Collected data

>> START

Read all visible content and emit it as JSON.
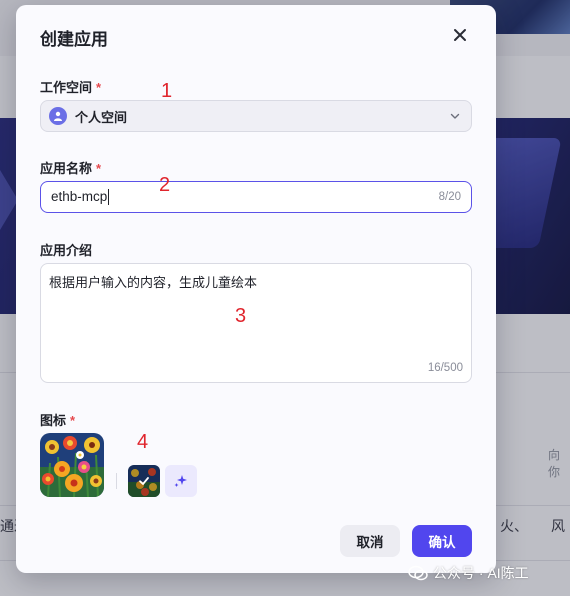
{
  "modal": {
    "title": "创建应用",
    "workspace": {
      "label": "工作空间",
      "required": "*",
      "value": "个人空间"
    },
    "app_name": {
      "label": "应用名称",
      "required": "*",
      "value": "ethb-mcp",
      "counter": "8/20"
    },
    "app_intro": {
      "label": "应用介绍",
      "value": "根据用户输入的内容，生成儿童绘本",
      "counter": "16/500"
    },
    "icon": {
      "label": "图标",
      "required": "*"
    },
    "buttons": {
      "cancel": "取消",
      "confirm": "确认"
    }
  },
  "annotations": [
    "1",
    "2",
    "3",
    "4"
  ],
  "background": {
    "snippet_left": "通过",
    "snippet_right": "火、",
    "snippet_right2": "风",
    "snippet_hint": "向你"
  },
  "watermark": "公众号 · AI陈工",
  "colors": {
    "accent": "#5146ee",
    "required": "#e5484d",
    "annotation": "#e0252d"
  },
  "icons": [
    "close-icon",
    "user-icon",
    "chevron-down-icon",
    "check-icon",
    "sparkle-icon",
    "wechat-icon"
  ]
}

>> END
>> START

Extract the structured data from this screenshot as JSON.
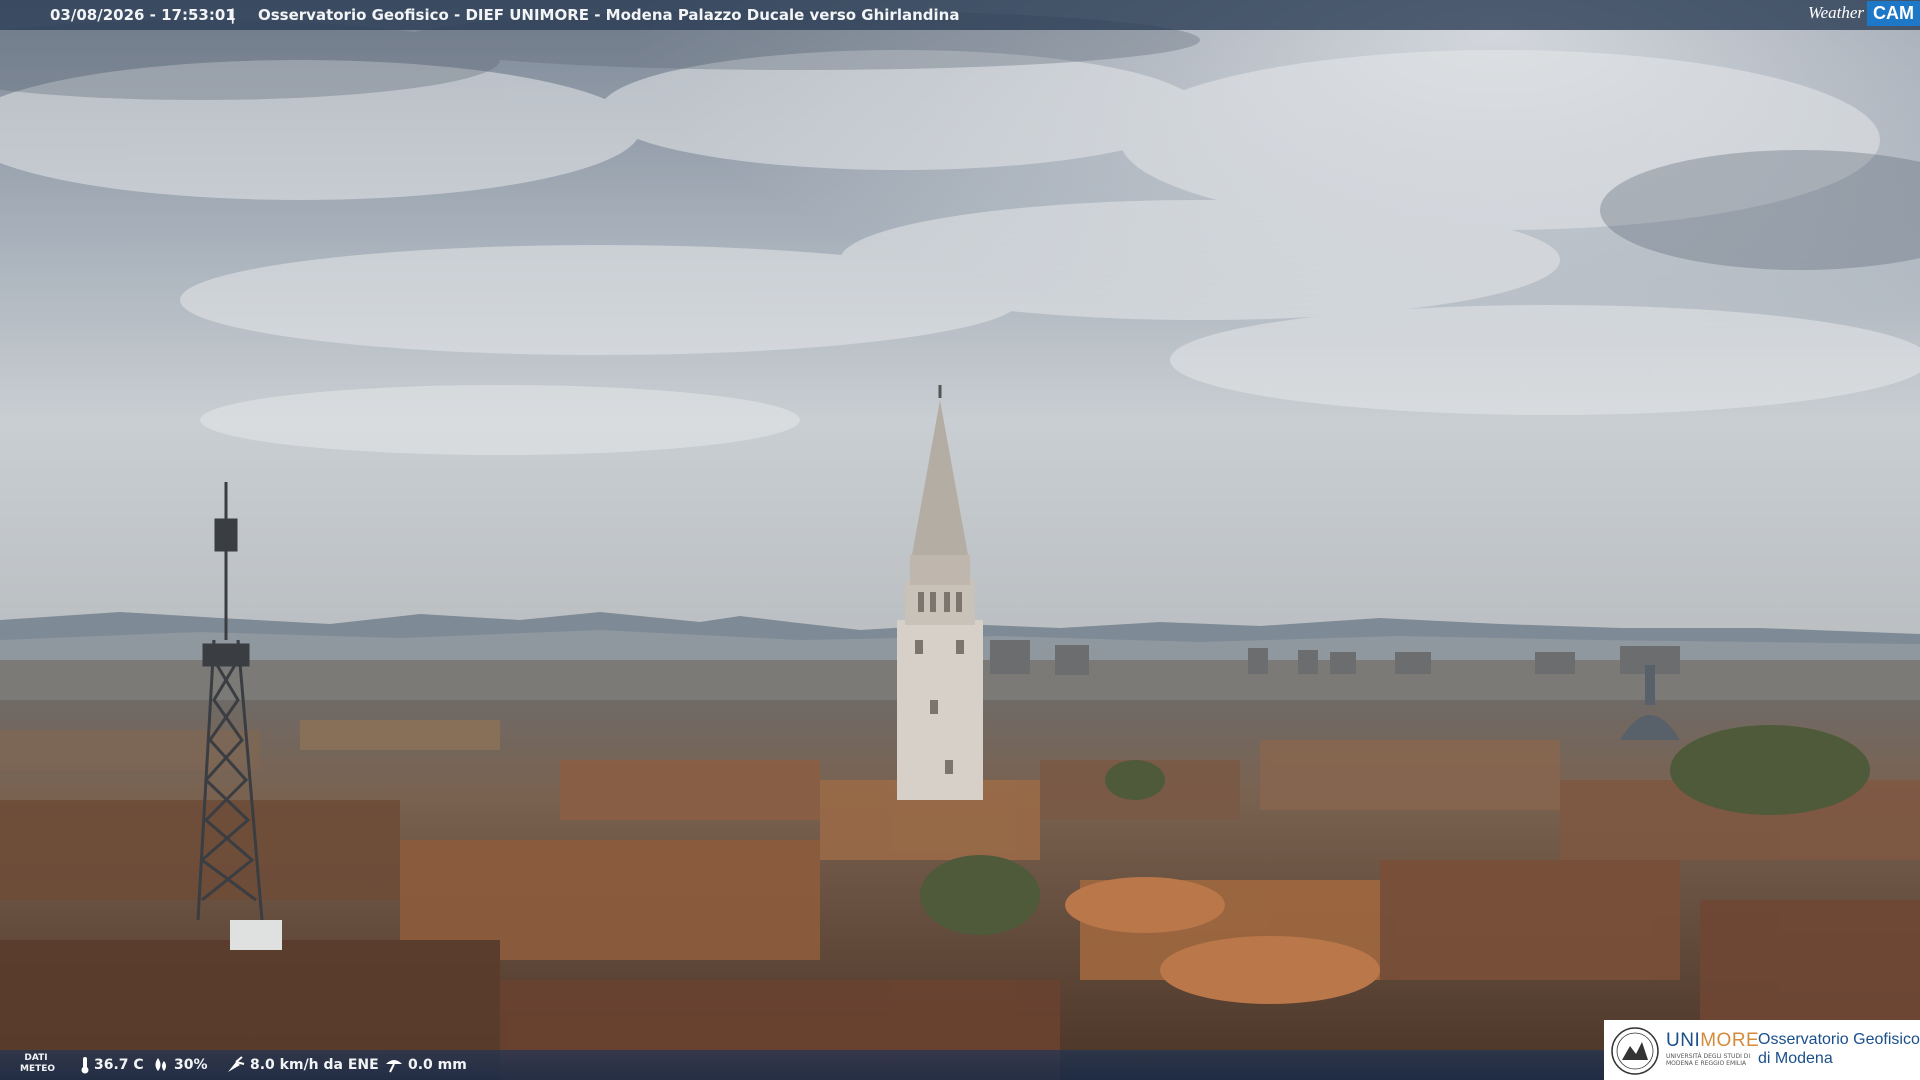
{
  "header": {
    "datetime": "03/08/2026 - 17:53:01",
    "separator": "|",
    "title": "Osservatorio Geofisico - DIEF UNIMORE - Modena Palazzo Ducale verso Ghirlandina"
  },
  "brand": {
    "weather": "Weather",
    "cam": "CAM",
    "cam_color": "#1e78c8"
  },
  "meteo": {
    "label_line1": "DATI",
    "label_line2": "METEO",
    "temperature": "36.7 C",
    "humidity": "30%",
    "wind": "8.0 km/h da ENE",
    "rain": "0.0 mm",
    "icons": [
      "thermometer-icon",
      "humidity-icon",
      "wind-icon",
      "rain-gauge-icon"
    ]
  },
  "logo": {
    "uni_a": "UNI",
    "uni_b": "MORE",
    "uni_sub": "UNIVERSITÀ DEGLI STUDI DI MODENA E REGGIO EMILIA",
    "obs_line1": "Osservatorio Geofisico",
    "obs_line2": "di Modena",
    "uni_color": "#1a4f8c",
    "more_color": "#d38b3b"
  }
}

>> END

# [WHAT NEEDS TO BE DONE]
Go through the records and gather the lines that hold "required".

# [WRITTEN RESPONSE]
      "required": "*",
      "required": "*",
      "required": "*"
    "required": "#e5484d",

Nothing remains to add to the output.